• [Supplied material]

* * * * *

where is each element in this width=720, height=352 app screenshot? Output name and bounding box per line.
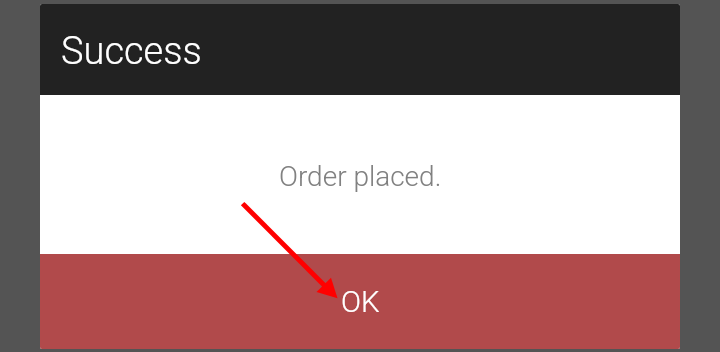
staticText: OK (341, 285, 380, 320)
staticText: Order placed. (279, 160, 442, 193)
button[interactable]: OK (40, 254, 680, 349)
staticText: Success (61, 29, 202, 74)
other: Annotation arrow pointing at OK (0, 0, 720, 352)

* * * * *

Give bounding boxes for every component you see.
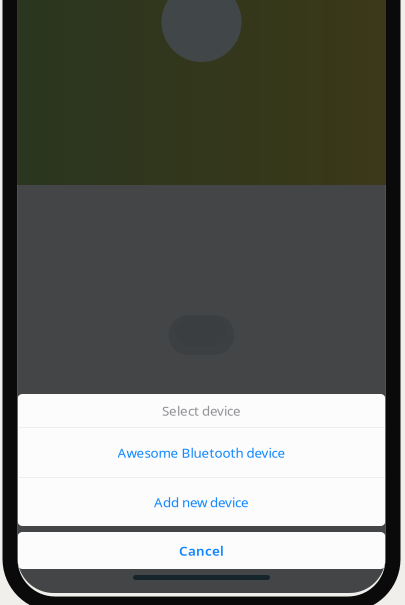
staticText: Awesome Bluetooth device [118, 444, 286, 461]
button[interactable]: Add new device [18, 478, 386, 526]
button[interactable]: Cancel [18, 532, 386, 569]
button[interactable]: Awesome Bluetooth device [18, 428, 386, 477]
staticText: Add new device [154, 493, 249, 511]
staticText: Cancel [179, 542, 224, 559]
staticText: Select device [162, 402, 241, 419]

* * * * *

• [Written instruction] Present the lines from the line with "where is each" to the line with "other: Annotation arrow" as a Markdown table with the columns Number and Text, leaving out blank lines and the pictures.

• [Reply]
| Number | Text |
|---|---|
| 1 | where is each element in this width=720, height=352 app screenshot? Output name and bounding box per line. |
| 2 | staticText: OK (341, 285, 380, 320) |
| 3 | staticText: Order placed. (279, 160, 442, 193) |
| 4 | button[interactable]: OK (40, 254, 680, 349) |
| 5 | staticText: Success (61, 29, 202, 74) |
| 6 | other: Annotation arrow pointing at OK (0, 0, 720, 352) |